Write out every entry exactly as given, but omit the pictures.
>> start DATA SECTION
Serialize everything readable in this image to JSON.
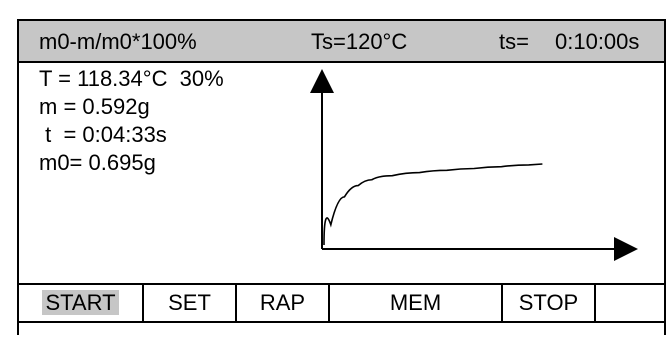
{
  "header": {
    "formula": "m0-m/m0*100%",
    "set_temp": "Ts=120°C",
    "set_time_label": "ts=",
    "set_time_value": "0:10:00s"
  },
  "readouts": {
    "temperature": "T = 118.34°C  30%",
    "mass": "m = 0.592g",
    "time": " t  = 0:04:33s",
    "initial_mass": "m0= 0.695g"
  },
  "chart_data": {
    "type": "line",
    "title": "",
    "xlabel": "",
    "ylabel": "",
    "series": [
      {
        "values": [
          0.0,
          0.45,
          0.62,
          0.7,
          0.75,
          0.79,
          0.82,
          0.84,
          0.86,
          0.88,
          0.9
        ]
      }
    ],
    "x": [
      0,
      0.05,
      0.1,
      0.15,
      0.2,
      0.3,
      0.4,
      0.5,
      0.6,
      0.7,
      0.8
    ],
    "grid": false
  },
  "softkeys": [
    {
      "label": "START",
      "active": true
    },
    {
      "label": "SET",
      "active": false
    },
    {
      "label": "RAP",
      "active": false
    },
    {
      "label": "MEM",
      "active": false
    },
    {
      "label": "STOP",
      "active": false
    },
    {
      "label": "",
      "active": false
    }
  ],
  "colors": {
    "highlight": "#c6c6c6",
    "line": "#000000"
  }
}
>> end DATA SECTION
• RIGHT ANSWER
Serialize everything readable in this image to JSON.
{
  "header": {
    "formula": "m0-m/m0*100%",
    "set_temp": "Ts=120°C",
    "set_time_label": "ts=",
    "set_time_value": "0:10:00s"
  },
  "readouts": {
    "temperature": "T = 118.34°C  30%",
    "mass": "m = 0.592g",
    "time": " t  = 0:04:33s",
    "initial_mass": "m0= 0.695g"
  },
  "chart_data": {
    "type": "line",
    "title": "",
    "xlabel": "",
    "ylabel": "",
    "series": [
      {
        "values": [
          0.0,
          0.45,
          0.62,
          0.7,
          0.75,
          0.79,
          0.82,
          0.84,
          0.86,
          0.88,
          0.9
        ]
      }
    ],
    "x": [
      0,
      0.05,
      0.1,
      0.15,
      0.2,
      0.3,
      0.4,
      0.5,
      0.6,
      0.7,
      0.8
    ],
    "grid": false
  },
  "softkeys": [
    {
      "label": "START",
      "active": true
    },
    {
      "label": "SET",
      "active": false
    },
    {
      "label": "RAP",
      "active": false
    },
    {
      "label": "MEM",
      "active": false
    },
    {
      "label": "STOP",
      "active": false
    },
    {
      "label": "",
      "active": false
    }
  ],
  "colors": {
    "highlight": "#c6c6c6",
    "line": "#000000"
  }
}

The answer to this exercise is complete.